--- start of Stored rows ---
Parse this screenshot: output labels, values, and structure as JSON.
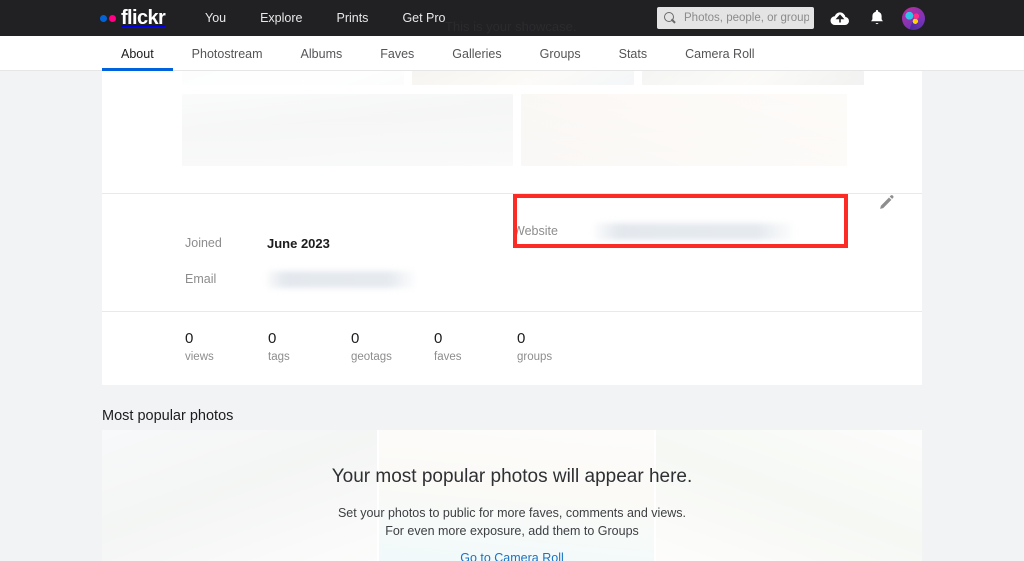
{
  "topbar": {
    "brand": "flickr",
    "nav": [
      {
        "label": "You"
      },
      {
        "label": "Explore"
      },
      {
        "label": "Prints"
      },
      {
        "label": "Get Pro"
      }
    ],
    "showcase_hint": "This is your showcase.",
    "search": {
      "placeholder": "Photos, people, or groups",
      "value": ""
    },
    "icons": {
      "upload": "cloud-upload-icon",
      "notifications": "bell-icon",
      "avatar": "user-avatar"
    },
    "colors": {
      "background": "#212124",
      "dot_blue": "#0063dc",
      "dot_pink": "#ff0084"
    }
  },
  "subnav": {
    "active": "About",
    "items": [
      {
        "label": "About"
      },
      {
        "label": "Photostream"
      },
      {
        "label": "Albums"
      },
      {
        "label": "Faves"
      },
      {
        "label": "Galleries"
      },
      {
        "label": "Groups"
      },
      {
        "label": "Stats"
      },
      {
        "label": "Camera Roll"
      }
    ],
    "active_color": "#0063dc"
  },
  "profile_info": {
    "joined_label": "Joined",
    "joined_value": "June 2023",
    "email_label": "Email",
    "email_value": "",
    "website_label": "Website",
    "website_value": "",
    "edit_icon": "pencil-edit-icon",
    "highlight_color": "#fc2b26"
  },
  "stats": [
    {
      "value": "0",
      "label": "views"
    },
    {
      "value": "0",
      "label": "tags"
    },
    {
      "value": "0",
      "label": "geotags"
    },
    {
      "value": "0",
      "label": "faves"
    },
    {
      "value": "0",
      "label": "groups"
    }
  ],
  "popular": {
    "title": "Most popular photos",
    "heading": "Your most popular photos will appear here.",
    "sub1": "Set your photos to public for more faves, comments and views.",
    "sub2": "For even more exposure, add them to Groups",
    "link": "Go to Camera Roll",
    "link_color": "#1a73c2"
  }
}
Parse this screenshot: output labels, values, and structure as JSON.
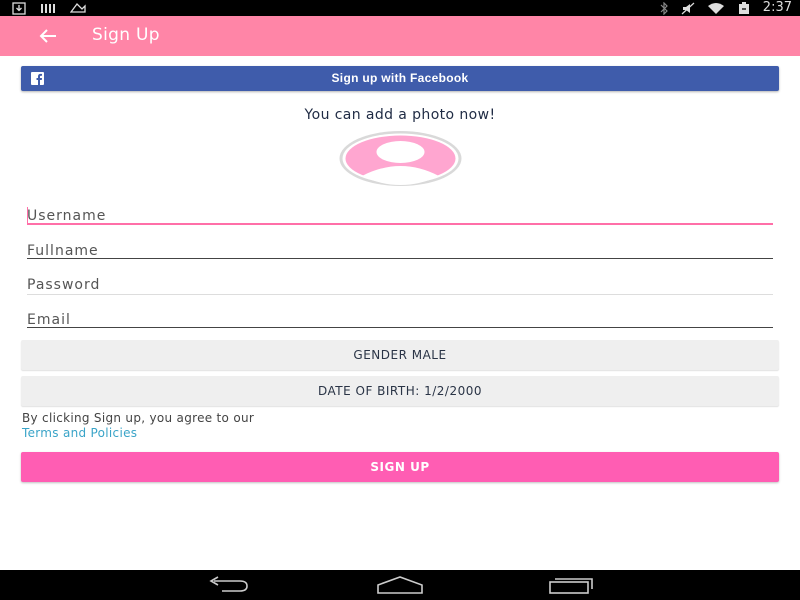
{
  "status_bar": {
    "time": "2:37",
    "left_icons": [
      "download-icon",
      "signal-bars-icon",
      "notification-icon"
    ],
    "right_icons": [
      "bluetooth-icon",
      "mute-icon",
      "wifi-icon",
      "battery-icon"
    ]
  },
  "app_bar": {
    "title": "Sign Up",
    "back_icon": "arrow-left-icon",
    "color": "#ff85a7"
  },
  "facebook_button": {
    "label": "Sign up with Facebook",
    "icon": "facebook-icon",
    "color": "#3f5cab"
  },
  "photo": {
    "prompt": "You can add a photo now!",
    "avatar_icon": "user-avatar-icon"
  },
  "form": {
    "username_placeholder": "Username",
    "fullname_placeholder": "Fullname",
    "password_placeholder": "Password",
    "email_placeholder": "Email",
    "gender_label": "GENDER MALE",
    "dob_label": "DATE OF BIRTH: 1/2/2000"
  },
  "terms": {
    "text": "By clicking Sign up, you agree to our",
    "link": "Terms and Policies"
  },
  "signup_button": {
    "label": "SIGN UP",
    "color": "#ff5db3"
  },
  "nav_bar": {
    "icons": [
      "back-nav-icon",
      "home-nav-icon",
      "recents-nav-icon"
    ]
  }
}
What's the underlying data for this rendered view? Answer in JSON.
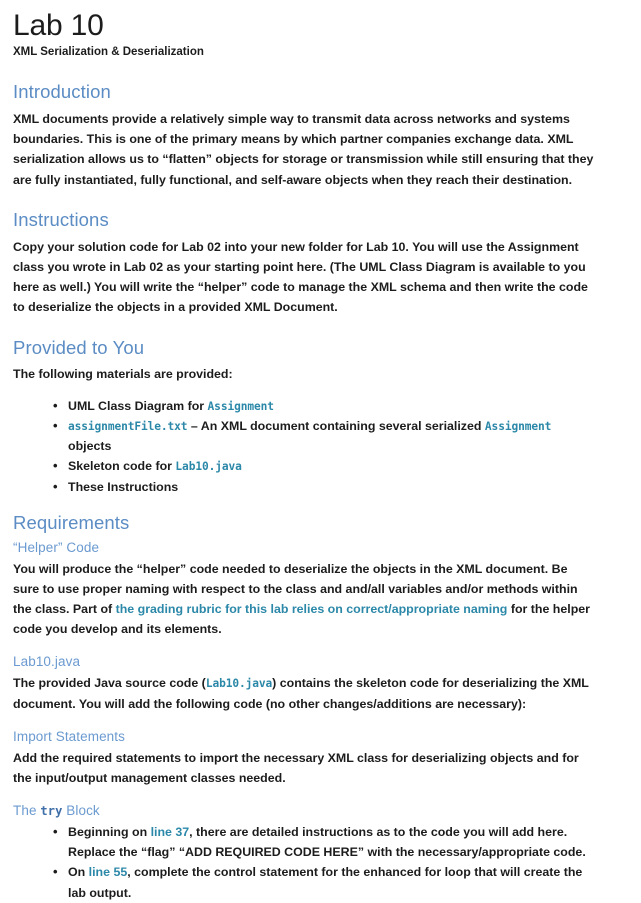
{
  "document": {
    "title": "Lab 10",
    "subtitle": "XML Serialization & Deserialization"
  },
  "introduction": {
    "heading": "Introduction",
    "paragraph": "XML documents provide a relatively simple way to transmit data across networks and systems boundaries. This is one of the primary means by which partner companies exchange data. XML serialization allows us to “flatten” objects for storage or transmission while still ensuring that they are fully instantiated, fully functional, and self-aware objects when they reach their destination."
  },
  "instructions": {
    "heading": "Instructions",
    "paragraph": "Copy your solution code for Lab 02 into your new folder for Lab 10. You will use the Assignment class you wrote in Lab 02 as your starting point here. (The UML Class Diagram is available to you here as well.) You will write the “helper” code to manage the XML schema and then write the code to deserialize the objects in a provided XML Document."
  },
  "provided": {
    "heading": "Provided to You",
    "intro": "The following materials are provided:",
    "items": [
      {
        "parts": [
          {
            "type": "text",
            "value": "UML Class Diagram for "
          },
          {
            "type": "code",
            "value": "Assignment"
          }
        ]
      },
      {
        "parts": [
          {
            "type": "code",
            "value": "assignmentFile.txt"
          },
          {
            "type": "text",
            "value": " – An XML document containing several serialized "
          },
          {
            "type": "code",
            "value": "Assignment"
          },
          {
            "type": "text",
            "value": " objects"
          }
        ]
      },
      {
        "parts": [
          {
            "type": "text",
            "value": "Skeleton code for "
          },
          {
            "type": "code",
            "value": "Lab10.java"
          }
        ]
      },
      {
        "parts": [
          {
            "type": "text",
            "value": "These Instructions"
          }
        ]
      }
    ]
  },
  "requirements": {
    "heading": "Requirements",
    "helper": {
      "subheading": "“Helper” Code",
      "paragraph_parts": [
        {
          "type": "text",
          "value": "You will produce the “helper” code needed to deserialize the objects in the XML document. Be sure to use proper naming with respect to the class and and/all variables and/or methods within the class. Part of "
        },
        {
          "type": "link",
          "value": "the grading rubric for this lab relies on correct/appropriate naming"
        },
        {
          "type": "text",
          "value": " for the helper code you develop and its elements."
        }
      ]
    },
    "lab10java": {
      "subheading": "Lab10.java",
      "paragraph_parts": [
        {
          "type": "text",
          "value": "The provided Java source code ("
        },
        {
          "type": "code",
          "value": "Lab10.java"
        },
        {
          "type": "text",
          "value": ") contains the skeleton code for deserializing the XML document. You will add the following code (no other changes/additions are necessary):"
        }
      ]
    },
    "imports": {
      "subheading": "Import Statements",
      "paragraph": "Add the required statements to import the necessary XML class for deserializing objects and for the input/output management classes needed."
    },
    "try_block": {
      "subheading_parts": [
        {
          "type": "text",
          "value": "The "
        },
        {
          "type": "code-try",
          "value": "try"
        },
        {
          "type": "text",
          "value": " Block"
        }
      ],
      "items": [
        {
          "parts": [
            {
              "type": "text",
              "value": "Beginning on "
            },
            {
              "type": "link",
              "value": "line 37"
            },
            {
              "type": "text",
              "value": ", there are detailed instructions as to the code you will add here. Replace the “flag” “ADD REQUIRED CODE HERE” with the necessary/appropriate code."
            }
          ]
        },
        {
          "parts": [
            {
              "type": "text",
              "value": "On "
            },
            {
              "type": "link",
              "value": "line 55"
            },
            {
              "type": "text",
              "value": ", complete the control statement for the enhanced for loop that will create the lab output."
            }
          ]
        }
      ]
    }
  },
  "colors": {
    "heading_blue": "#5b8cc4",
    "subheading_blue": "#6b9ad0",
    "code_teal": "#2b88a8",
    "try_blue": "#3f6ea8",
    "body_text": "#1c1c1c"
  }
}
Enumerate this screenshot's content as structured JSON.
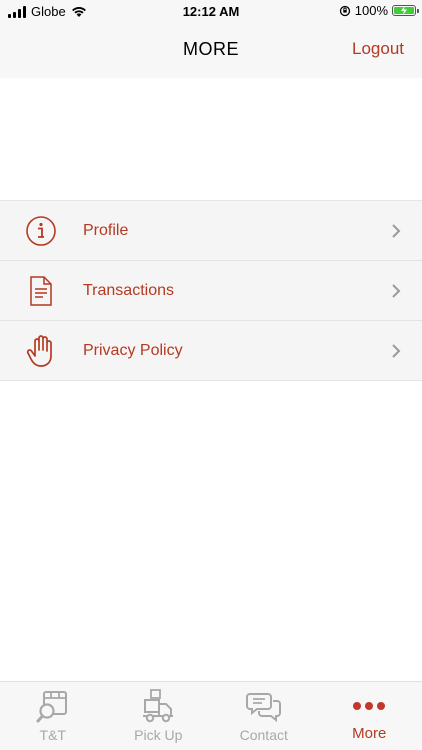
{
  "status_bar": {
    "carrier": "Globe",
    "time": "12:12 AM",
    "battery": "100%",
    "icons": [
      "signal-icon",
      "wifi-icon",
      "rotation-lock-icon",
      "battery-icon"
    ]
  },
  "header": {
    "title": "MORE",
    "logout_label": "Logout"
  },
  "menu": {
    "items": [
      {
        "label": "Profile",
        "icon": "info-icon"
      },
      {
        "label": "Transactions",
        "icon": "document-icon"
      },
      {
        "label": "Privacy Policy",
        "icon": "hand-icon"
      }
    ]
  },
  "tabs": [
    {
      "label": "T&T",
      "icon": "track-trace-icon",
      "active": false
    },
    {
      "label": "Pick Up",
      "icon": "delivery-truck-icon",
      "active": false
    },
    {
      "label": "Contact",
      "icon": "chat-bubbles-icon",
      "active": false
    },
    {
      "label": "More",
      "icon": "more-dots-icon",
      "active": true
    }
  ],
  "colors": {
    "accent": "#b43a22",
    "inactive": "#a8a8a8",
    "bar_background": "#f7f7f7"
  }
}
--- end of Stored rows ---
→ **Request**:
Gather up every line from the listing above in which the word "deserialize" occurs.

→ **Task output**:
    "paragraph": "Copy your solution code for Lab 02 into your new folder for Lab 10. You will use the Assignment class you wrote in Lab 02 as your starting point here. (The UML Class Diagram is available to you here as well.) You will write the “helper” code to manage the XML schema and then write the code to deserialize the objects in a provided XML Document."
          "value": "You will produce the “helper” code needed to deserialize the objects in the XML document. Be sure to use proper naming with respect to the class and and/all variables and/or methods within the class. Part of "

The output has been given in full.